Exercise directions ▸ Write out all of the data exactly as it appears.
━━━━━ Entries ━━━━━
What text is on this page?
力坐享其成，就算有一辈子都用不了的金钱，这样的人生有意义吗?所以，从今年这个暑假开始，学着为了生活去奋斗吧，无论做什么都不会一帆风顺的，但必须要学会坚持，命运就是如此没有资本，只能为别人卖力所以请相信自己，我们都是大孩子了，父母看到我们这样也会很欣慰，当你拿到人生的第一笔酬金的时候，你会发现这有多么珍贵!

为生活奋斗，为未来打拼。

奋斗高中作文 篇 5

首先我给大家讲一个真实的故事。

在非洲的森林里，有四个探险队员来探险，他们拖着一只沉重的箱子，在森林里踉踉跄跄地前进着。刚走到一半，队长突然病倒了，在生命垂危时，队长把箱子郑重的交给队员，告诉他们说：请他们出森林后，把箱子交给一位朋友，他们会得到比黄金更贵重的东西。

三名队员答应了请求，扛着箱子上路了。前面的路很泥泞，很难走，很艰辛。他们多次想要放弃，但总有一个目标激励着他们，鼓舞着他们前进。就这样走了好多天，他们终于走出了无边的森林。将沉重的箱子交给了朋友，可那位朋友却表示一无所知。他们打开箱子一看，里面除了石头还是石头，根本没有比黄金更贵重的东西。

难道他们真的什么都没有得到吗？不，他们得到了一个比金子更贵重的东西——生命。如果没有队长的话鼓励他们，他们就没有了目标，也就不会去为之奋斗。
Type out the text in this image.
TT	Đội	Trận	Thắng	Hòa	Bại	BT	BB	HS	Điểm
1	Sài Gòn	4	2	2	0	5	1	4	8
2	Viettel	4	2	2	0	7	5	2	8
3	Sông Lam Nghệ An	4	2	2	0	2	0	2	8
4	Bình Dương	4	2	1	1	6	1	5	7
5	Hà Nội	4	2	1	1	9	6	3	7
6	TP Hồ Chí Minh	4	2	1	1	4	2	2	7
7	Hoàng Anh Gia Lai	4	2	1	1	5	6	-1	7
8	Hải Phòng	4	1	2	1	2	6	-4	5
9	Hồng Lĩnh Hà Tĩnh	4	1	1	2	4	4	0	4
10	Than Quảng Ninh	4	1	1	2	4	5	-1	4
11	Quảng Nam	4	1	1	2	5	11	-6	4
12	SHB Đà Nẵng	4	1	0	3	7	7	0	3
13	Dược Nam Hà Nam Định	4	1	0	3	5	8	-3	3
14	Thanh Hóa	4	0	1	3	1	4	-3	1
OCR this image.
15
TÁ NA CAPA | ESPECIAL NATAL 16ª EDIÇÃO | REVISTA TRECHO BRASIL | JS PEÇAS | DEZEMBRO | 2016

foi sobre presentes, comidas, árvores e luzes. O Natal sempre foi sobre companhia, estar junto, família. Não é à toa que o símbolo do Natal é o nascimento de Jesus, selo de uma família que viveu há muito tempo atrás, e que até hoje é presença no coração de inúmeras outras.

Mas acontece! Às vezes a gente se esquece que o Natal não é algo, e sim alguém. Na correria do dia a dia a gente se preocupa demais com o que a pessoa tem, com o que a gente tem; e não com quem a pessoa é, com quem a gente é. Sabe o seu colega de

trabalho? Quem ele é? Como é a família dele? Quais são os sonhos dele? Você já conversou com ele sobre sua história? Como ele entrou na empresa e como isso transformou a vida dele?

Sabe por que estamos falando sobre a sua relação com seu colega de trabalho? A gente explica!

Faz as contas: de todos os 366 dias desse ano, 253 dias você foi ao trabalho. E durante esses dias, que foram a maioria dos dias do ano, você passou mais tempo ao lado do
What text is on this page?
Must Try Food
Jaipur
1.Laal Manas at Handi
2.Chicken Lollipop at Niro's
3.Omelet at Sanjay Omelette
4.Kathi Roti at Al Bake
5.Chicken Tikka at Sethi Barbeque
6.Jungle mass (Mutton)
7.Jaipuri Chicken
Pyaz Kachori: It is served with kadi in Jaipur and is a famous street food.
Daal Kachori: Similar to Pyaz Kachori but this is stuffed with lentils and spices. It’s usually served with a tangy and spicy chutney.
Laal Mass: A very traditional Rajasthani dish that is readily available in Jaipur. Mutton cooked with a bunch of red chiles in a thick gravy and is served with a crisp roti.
━━━━━
Solution to this exercise ▸
What text is on this page?
力坐享其成，就算有一辈子都用不了的金钱，这样的人生有意义吗?所以，从今年这个暑假开始，学着为了生活去奋斗吧，无论做什么都不会一帆风顺的，但必须要学会坚持，命运就是如此没有资本，只能为别人卖力所以请相信自己，我们都是大孩子了，父母看到我们这样也会很欣慰，当你拿到人生的第一笔酬金的时候，你会发现这有多么珍贵!

为生活奋斗，为未来打拼。

奋斗高中作文 篇 5

首先我给大家讲一个真实的故事。

在非洲的森林里，有四个探险队员来探险，他们拖着一只沉重的箱子，在森林里踉踉跄跄地前进着。刚走到一半，队长突然病倒了，在生命垂危时，队长把箱子郑重的交给队员，告诉他们说：请他们出森林后，把箱子交给一位朋友，他们会得到比黄金更贵重的东西。

三名队员答应了请求，扛着箱子上路了。前面的路很泥泞，很难走，很艰辛。他们多次想要放弃，但总有一个目标激励着他们，鼓舞着他们前进。就这样走了好多天，他们终于走出了无边的森林。将沉重的箱子交给了朋友，可那位朋友却表示一无所知。他们打开箱子一看，里面除了石头还是石头，根本没有比黄金更贵重的东西。

难道他们真的什么都没有得到吗？不，他们得到了一个比金子更贵重的东西——生命。如果没有队长的话鼓励他们，他们就没有了目标，也就不会去为之奋斗。
Type out the text in this image.
TT	Đội	Trận	Thắng	Hòa	Bại	BT	BB	HS	Điểm
1	Sài Gòn	4	2	2	0	5	1	4	8
2	Viettel	4	2	2	0	7	5	2	8
3	Sông Lam Nghệ An	4	2	2	0	2	0	2	8
4	Bình Dương	4	2	1	1	6	1	5	7
5	Hà Nội	4	2	1	1	9	6	3	7
6	TP Hồ Chí Minh	4	2	1	1	4	2	2	7
7	Hoàng Anh Gia Lai	4	2	1	1	5	6	-1	7
8	Hải Phòng	4	1	2	1	2	6	-4	5
9	Hồng Lĩnh Hà Tĩnh	4	1	1	2	4	4	0	4
10	Than Quảng Ninh	4	1	1	2	4	5	-1	4
11	Quảng Nam	4	1	1	2	5	11	-6	4
12	SHB Đà Nẵng	4	1	0	3	7	7	0	3
13	Dược Nam Hà Nam Định	4	1	0	3	5	8	-3	3
14	Thanh Hóa	4	0	1	3	1	4	-3	1
OCR this image.
15
TÁ NA CAPA | ESPECIAL NATAL 16ª EDIÇÃO | REVISTA TRECHO BRASIL | JS PEÇAS | DEZEMBRO | 2016

foi sobre presentes, comidas, árvores e luzes. O Natal sempre foi sobre companhia, estar junto, família. Não é à toa que o símbolo do Natal é o nascimento de Jesus, selo de uma família que viveu há muito tempo atrás, e que até hoje é presença no coração de inúmeras outras.

Mas acontece! Às vezes a gente se esquece que o Natal não é algo, e sim alguém. Na correria do dia a dia a gente se preocupa demais com o que a pessoa tem, com o que a gente tem; e não com quem a pessoa é, com quem a gente é. Sabe o seu colega de

trabalho? Quem ele é? Como é a família dele? Quais são os sonhos dele? Você já conversou com ele sobre sua história? Como ele entrou na empresa e como isso transformou a vida dele?

Sabe por que estamos falando sobre a sua relação com seu colega de trabalho? A gente explica!

Faz as contas: de todos os 366 dias desse ano, 253 dias você foi ao trabalho. E durante esses dias, que foram a maioria dos dias do ano, você passou mais tempo ao lado do
What text is on this page?
Must Try Food
Jaipur
1.Laal Manas at Handi
2.Chicken Lollipop at Niro's
3.Omelet at Sanjay Omelette
4.Kathi Roti at Al Bake
5.Chicken Tikka at Sethi Barbeque
6.Jungle mass (Mutton)
7.Jaipuri Chicken
Pyaz Kachori: It is served with kadi in Jaipur and is a famous street food.
Daal Kachori: Similar to Pyaz Kachori but this is stuffed with lentils and spices. It’s usually served with a tangy and spicy chutney.
Laal Mass: A very traditional Rajasthani dish that is readily available in Jaipur. Mutton cooked with a bunch of red chiles in a thick gravy and is served with a crisp roti.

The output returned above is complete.